═════ TEXT EXCERPT ═════
2004 NCAA Skiing Championships

Tournament information
- Sport: College skiing
- Location: Truckee, California
- Dates: March 10–March 13
- Administrator: NCAA
- Host(s): University of Nevada, Reno
- Venue(s): Auburn Ski Club (nordic) Sugar Bowl Ski Resort (alpine)
- Teams: 22
- Number of events: 8

Final positions
- Champions: New Mexico (1st overall, 1st co-ed)
- 1st runners-up: Utah
- 2nd runners-up: Denver

= 2004 NCAA Skiing Championships =

American college skiing competition

The 2004 NCAA Skiing Championships were contested at the Sugar Bowl Ski Resort in Truckee, California from March 10–13, 2004 as part of the 51st annual NCAA-sanctioned ski tournament to determine the individual and team national champions of men's and women's collegiate slalom and cross-country skiing in the United States.

New Mexico, coached by George Brooks, won the team championship, the Lobos' first co-ed title and first overall. It was New Mexico's first team NCAA championship in any sport.

==Venue==

This year's championships were contested at the Sugar Bowl Ski Resort in Truckee, California. The event was hosted by the University of Nevada, Reno.
═════ SOURCE MATERIAL ═════
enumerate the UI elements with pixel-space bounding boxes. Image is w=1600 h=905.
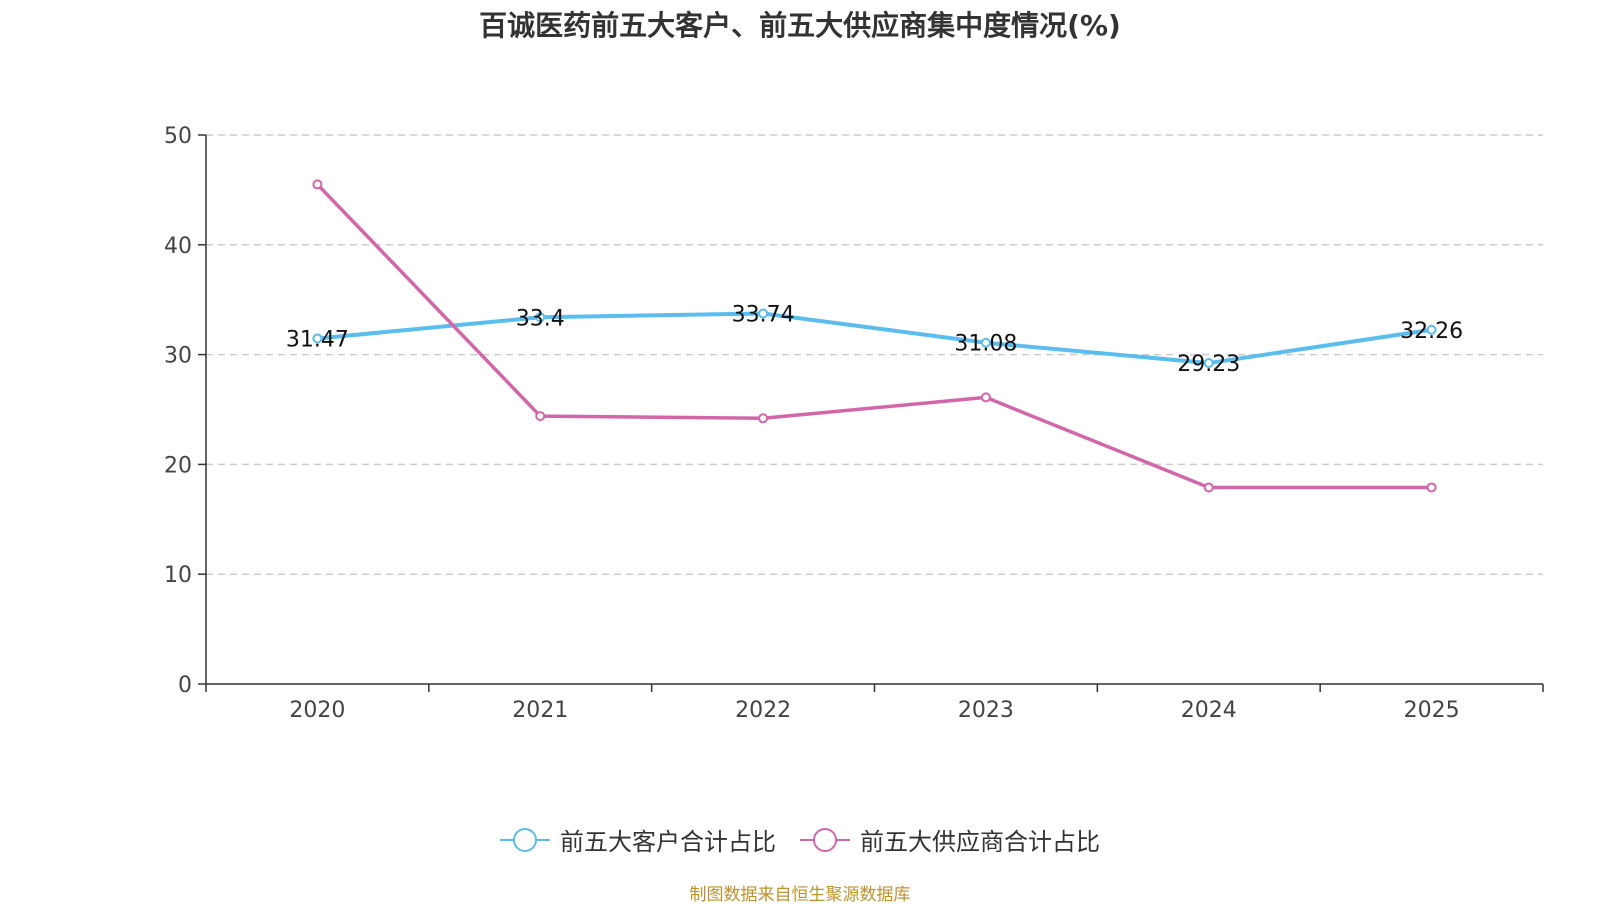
data-label: 29.23: [1177, 352, 1240, 377]
series-layer: [312, 179, 1437, 493]
legend-label: 前五大供应商合计占比: [860, 828, 1100, 856]
x-tick-label: 2023: [958, 698, 1014, 723]
data-label: 32.26: [1400, 319, 1463, 344]
data-point-2: [1426, 482, 1437, 493]
data-label: 33.74: [732, 303, 795, 328]
label-layer: 31.47 33.4 33.74 31.08 29.23 32.26: [286, 303, 1463, 378]
y-tick-label: 20: [164, 453, 192, 478]
legend-item-1[interactable]: 前五大客户合计占比: [500, 822, 776, 857]
data-point-1: [1203, 358, 1214, 369]
legend-marker: [813, 827, 837, 852]
series-line-1: [317, 311, 1432, 366]
data-point-1: [1426, 324, 1437, 335]
x-tick-label: 2021: [512, 698, 568, 723]
legend: 前五大客户合计占比 前五大供应商合计占比: [0, 822, 1600, 857]
legend-item-2[interactable]: 前五大供应商合计占比: [800, 822, 1100, 857]
data-point-1: [312, 333, 323, 344]
legend-marker: [513, 827, 537, 852]
grid-layer: [206, 134, 1543, 575]
legend-label: 前五大客户合计占比: [560, 828, 776, 856]
data-point-2: [758, 413, 769, 424]
data-point-2: [535, 411, 546, 422]
y-tick-label: 50: [164, 124, 192, 149]
axis-layer: 0 10 20 30 40 50 2020 2021 2022 2023 2024 2025: [164, 124, 1544, 723]
source-note: 制图数据来自恒生聚源数据库: [689, 885, 911, 905]
chart-title: 百诚医药前五大客户、前五大供应商集中度情况(%): [479, 9, 1121, 42]
x-tick-label: 2022: [735, 698, 791, 723]
x-tick-label: 2024: [1181, 698, 1237, 723]
data-label: 31.47: [286, 327, 349, 352]
y-tick-label: 40: [164, 234, 192, 259]
y-tick-label: 0: [178, 673, 192, 698]
y-tick-label: 10: [164, 563, 192, 588]
x-tick-label: 2025: [1404, 698, 1460, 723]
data-point-1: [535, 312, 546, 323]
data-point-2: [980, 392, 991, 403]
data-point-1: [980, 337, 991, 348]
legend-swatch: [800, 827, 850, 852]
data-point-2: [1203, 482, 1214, 493]
series-line-2: [316, 183, 1432, 490]
legend-swatch: [500, 827, 550, 852]
data-label: 31.08: [954, 332, 1017, 357]
x-tick-label: 2020: [289, 698, 345, 723]
data-label: 33.4: [516, 306, 565, 331]
data-point-1: [758, 308, 769, 319]
y-tick-label: 30: [164, 344, 192, 369]
data-point-2: [312, 179, 323, 190]
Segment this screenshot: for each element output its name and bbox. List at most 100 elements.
═════
:: TO-DO LIST ::
- a) Print the 2004 NCAA Skiing Championships text in full, with every word unchanged.
- b) In the records, take the part that opens with the line containing "data-label: 29.23: [1177, 352, 1240, 377]" and closes with the line containing "data-label: 33.74: [732, 303, 795, 328]". Switch every "data-label" there to "value-label", and output only those lines, with everything else unchanged.

:: RESPONSES FOR EACH TASK ::
- a)
2004 NCAA Skiing Championships

Tournament information
- Sport: College skiing
- Location: Truckee, California
- Dates: March 10–March 13
- Administrator: NCAA
- Host(s): University of Nevada, Reno
- Venue(s): Auburn Ski Club (nordic) Sugar Bowl Ski Resort (alpine)
- Teams: 22
- Number of events: 8

Final positions
- Champions: New Mexico (1st overall, 1st co-ed)
- 1st runners-up: Utah
- 2nd runners-up: Denver

= 2004 NCAA Skiing Championships =

American college skiing competition

The 2004 NCAA Skiing Championships were contested at the Sugar Bowl Ski Resort in Truckee, California from March 10–13, 2004 as part of the 51st annual NCAA-sanctioned ski tournament to determine the individual and team national champions of men's and women's collegiate slalom and cross-country skiing in the United States.

New Mexico, coached by George Brooks, won the team championship, the Lobos' first co-ed title and first overall. It was New Mexico's first team NCAA championship in any sport.

==Venue==

This year's championships were contested at the Sugar Bowl Ski Resort in Truckee, California. The event was hosted by the University of Nevada, Reno.

- b)
value-label: 29.23: [1177, 352, 1240, 377]
series-layer: [312, 179, 1437, 493]
legend-label: 前五大供应商合计占比: [860, 828, 1100, 856]
x-tick-label: 2023: [958, 698, 1014, 723]
value-label: 32.26: [1400, 319, 1463, 344]
data-point-2: [1426, 482, 1437, 493]
value-label: 33.74: [732, 303, 795, 328]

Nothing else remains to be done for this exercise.